## Start Data listing

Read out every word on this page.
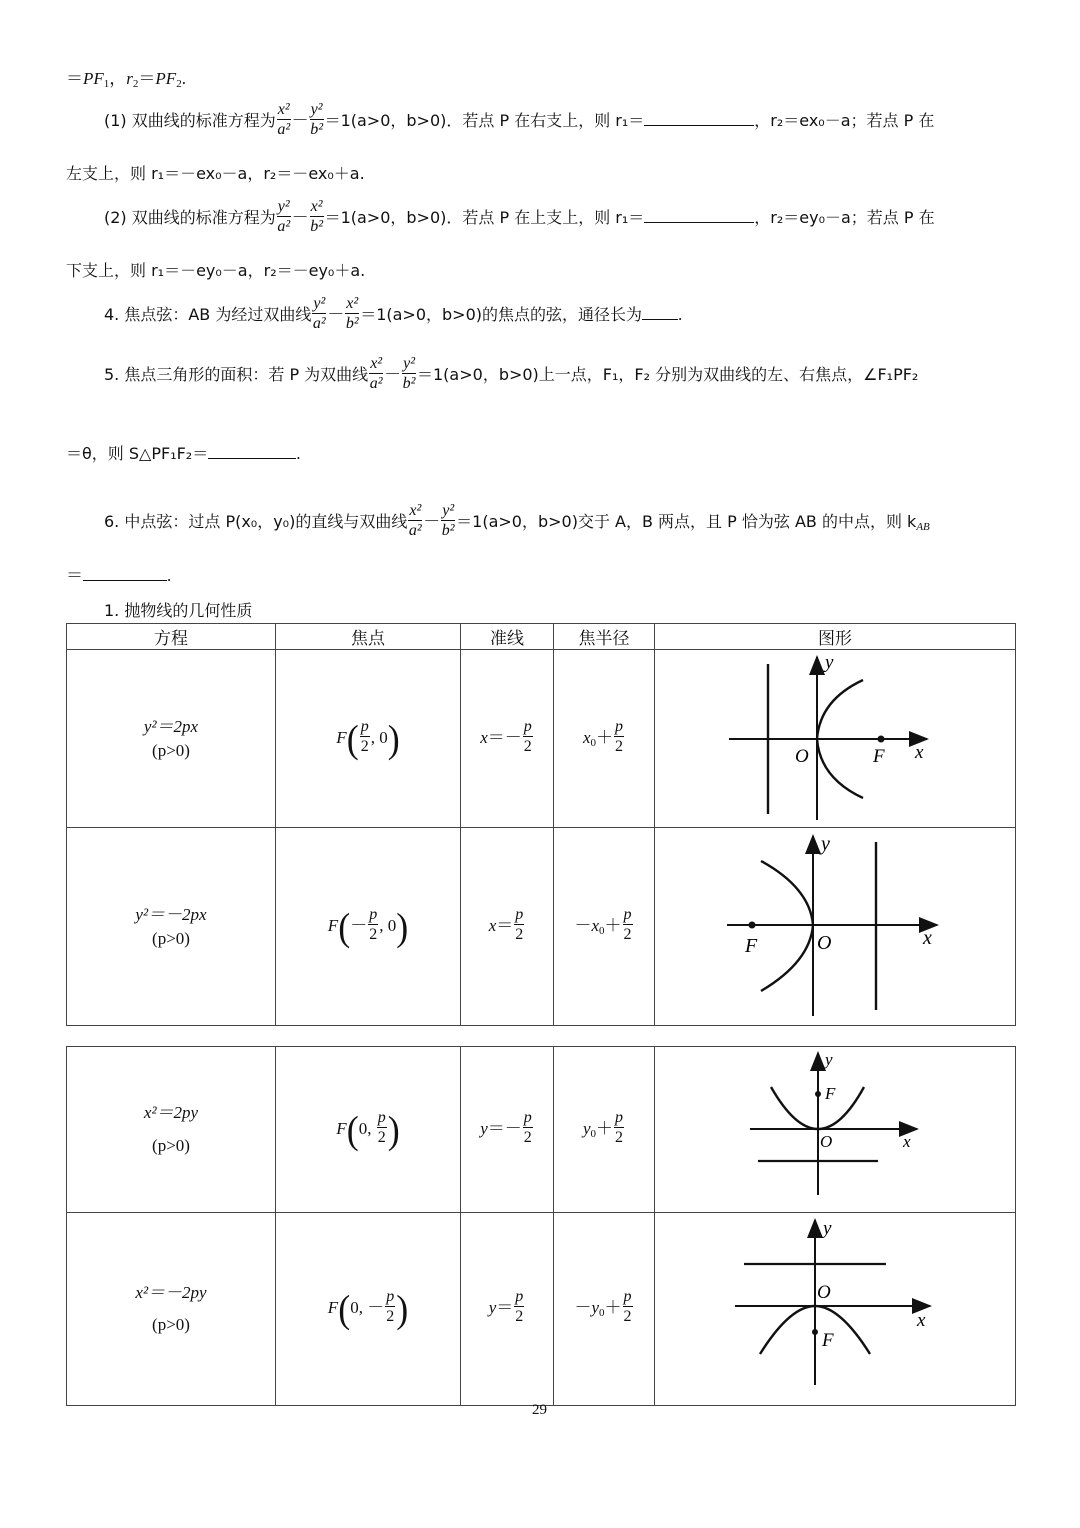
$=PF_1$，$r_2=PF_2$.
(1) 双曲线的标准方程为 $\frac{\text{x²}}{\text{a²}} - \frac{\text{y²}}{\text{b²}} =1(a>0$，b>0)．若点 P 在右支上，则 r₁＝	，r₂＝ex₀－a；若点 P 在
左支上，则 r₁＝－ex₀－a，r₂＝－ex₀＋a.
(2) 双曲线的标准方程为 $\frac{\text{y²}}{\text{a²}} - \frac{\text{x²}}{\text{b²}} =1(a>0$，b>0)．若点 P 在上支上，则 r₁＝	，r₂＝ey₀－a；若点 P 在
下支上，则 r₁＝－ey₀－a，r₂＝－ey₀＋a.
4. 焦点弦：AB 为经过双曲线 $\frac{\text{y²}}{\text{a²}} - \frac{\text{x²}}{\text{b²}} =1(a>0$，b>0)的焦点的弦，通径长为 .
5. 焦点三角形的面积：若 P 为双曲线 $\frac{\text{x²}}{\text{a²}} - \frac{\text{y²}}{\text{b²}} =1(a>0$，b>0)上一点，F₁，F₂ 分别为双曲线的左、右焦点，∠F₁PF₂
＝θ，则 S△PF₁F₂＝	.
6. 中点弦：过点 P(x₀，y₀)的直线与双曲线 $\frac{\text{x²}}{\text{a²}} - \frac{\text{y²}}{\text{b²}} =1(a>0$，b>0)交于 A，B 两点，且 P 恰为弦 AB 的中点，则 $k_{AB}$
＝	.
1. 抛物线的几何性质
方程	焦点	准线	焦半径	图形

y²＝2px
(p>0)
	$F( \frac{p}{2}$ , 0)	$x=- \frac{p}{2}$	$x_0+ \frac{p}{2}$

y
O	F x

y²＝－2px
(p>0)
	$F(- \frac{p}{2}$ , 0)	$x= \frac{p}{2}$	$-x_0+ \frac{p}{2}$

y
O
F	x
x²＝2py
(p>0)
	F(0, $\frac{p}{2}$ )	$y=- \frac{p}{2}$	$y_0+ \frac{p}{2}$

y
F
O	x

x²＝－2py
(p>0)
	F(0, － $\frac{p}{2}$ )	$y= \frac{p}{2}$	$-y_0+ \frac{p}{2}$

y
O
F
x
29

## End Data listing
## Start Data listing

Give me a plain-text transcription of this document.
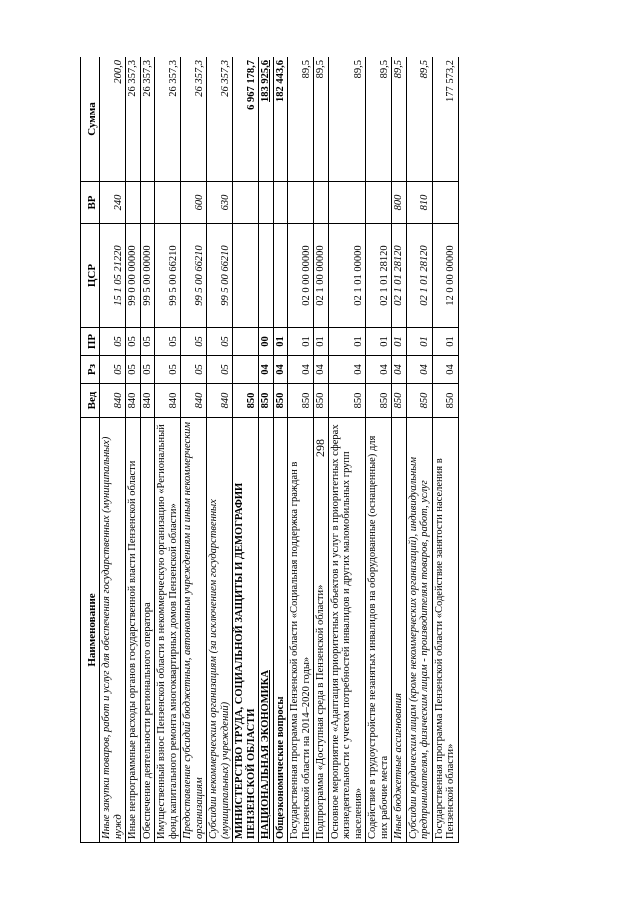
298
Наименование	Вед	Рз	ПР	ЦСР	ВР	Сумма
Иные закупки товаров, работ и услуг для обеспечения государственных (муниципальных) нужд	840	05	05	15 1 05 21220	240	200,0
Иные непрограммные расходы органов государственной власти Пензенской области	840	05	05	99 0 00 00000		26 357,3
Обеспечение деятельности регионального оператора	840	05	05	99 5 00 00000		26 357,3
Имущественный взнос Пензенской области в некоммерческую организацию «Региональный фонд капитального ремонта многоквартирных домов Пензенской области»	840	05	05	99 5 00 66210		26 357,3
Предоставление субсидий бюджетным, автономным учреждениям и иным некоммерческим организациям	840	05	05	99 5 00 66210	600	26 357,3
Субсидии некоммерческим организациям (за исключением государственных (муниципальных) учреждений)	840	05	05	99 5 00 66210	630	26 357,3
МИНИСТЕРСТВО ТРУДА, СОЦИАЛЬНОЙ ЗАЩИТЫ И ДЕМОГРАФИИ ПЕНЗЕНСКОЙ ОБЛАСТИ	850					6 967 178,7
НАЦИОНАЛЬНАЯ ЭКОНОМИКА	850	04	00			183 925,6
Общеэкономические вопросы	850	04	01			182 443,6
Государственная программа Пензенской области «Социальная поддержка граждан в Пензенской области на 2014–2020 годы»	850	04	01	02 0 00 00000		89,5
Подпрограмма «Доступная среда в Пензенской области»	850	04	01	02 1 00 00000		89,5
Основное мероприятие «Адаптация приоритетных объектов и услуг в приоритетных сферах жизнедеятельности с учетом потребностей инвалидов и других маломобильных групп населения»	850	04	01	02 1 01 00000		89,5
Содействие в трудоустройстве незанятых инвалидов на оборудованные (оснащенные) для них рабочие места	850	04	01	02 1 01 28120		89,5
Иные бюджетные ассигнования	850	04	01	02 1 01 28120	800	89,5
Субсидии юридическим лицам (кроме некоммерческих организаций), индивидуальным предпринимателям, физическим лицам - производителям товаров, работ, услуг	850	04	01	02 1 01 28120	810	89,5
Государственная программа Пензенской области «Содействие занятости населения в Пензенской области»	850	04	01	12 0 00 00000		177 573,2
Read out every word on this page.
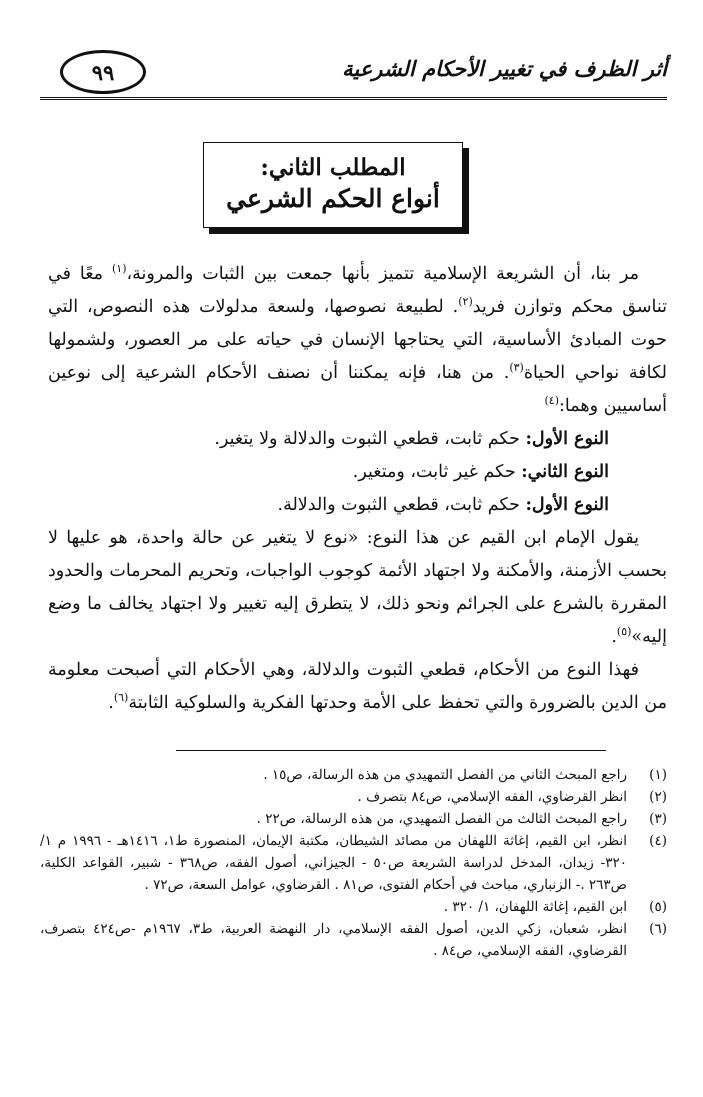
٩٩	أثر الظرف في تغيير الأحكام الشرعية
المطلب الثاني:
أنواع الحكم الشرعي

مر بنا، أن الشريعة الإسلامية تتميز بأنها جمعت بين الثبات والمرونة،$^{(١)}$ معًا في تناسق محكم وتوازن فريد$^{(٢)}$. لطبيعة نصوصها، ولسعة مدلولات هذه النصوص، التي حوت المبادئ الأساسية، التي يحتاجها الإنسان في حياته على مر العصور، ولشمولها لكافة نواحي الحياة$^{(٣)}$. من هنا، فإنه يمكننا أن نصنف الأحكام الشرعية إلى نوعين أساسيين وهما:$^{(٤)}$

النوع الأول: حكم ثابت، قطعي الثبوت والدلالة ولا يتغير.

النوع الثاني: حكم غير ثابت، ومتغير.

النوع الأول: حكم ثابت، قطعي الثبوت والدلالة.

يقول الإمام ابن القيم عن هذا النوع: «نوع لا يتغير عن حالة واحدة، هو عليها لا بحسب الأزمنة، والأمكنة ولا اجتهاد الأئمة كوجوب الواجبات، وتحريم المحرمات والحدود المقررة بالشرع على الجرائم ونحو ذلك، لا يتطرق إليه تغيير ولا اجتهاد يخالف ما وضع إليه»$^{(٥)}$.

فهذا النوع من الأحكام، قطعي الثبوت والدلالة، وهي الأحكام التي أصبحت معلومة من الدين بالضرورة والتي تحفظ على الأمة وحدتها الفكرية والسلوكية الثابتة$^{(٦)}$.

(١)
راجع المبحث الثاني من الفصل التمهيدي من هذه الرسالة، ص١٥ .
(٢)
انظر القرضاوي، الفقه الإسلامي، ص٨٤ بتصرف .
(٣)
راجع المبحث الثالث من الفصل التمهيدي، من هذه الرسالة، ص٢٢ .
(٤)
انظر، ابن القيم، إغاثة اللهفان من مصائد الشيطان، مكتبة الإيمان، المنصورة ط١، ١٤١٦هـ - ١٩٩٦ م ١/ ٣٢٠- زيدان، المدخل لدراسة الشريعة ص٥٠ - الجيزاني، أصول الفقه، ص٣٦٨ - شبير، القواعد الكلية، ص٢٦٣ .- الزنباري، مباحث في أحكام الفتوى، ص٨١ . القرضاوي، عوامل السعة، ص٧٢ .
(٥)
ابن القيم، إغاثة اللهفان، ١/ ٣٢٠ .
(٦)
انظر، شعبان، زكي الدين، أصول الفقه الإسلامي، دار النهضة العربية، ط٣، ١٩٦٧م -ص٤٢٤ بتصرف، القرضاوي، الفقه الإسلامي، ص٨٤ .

## End Data listing

* **What you have to do**: Out of the material above, select every line that holds the string "الفصل".

* **Right answer**:
راجع المبحث الثاني من الفصل التمهيدي من هذه الرسالة، ص١٥ .
راجع المبحث الثالث من الفصل التمهيدي، من هذه الرسالة، ص٢٢ .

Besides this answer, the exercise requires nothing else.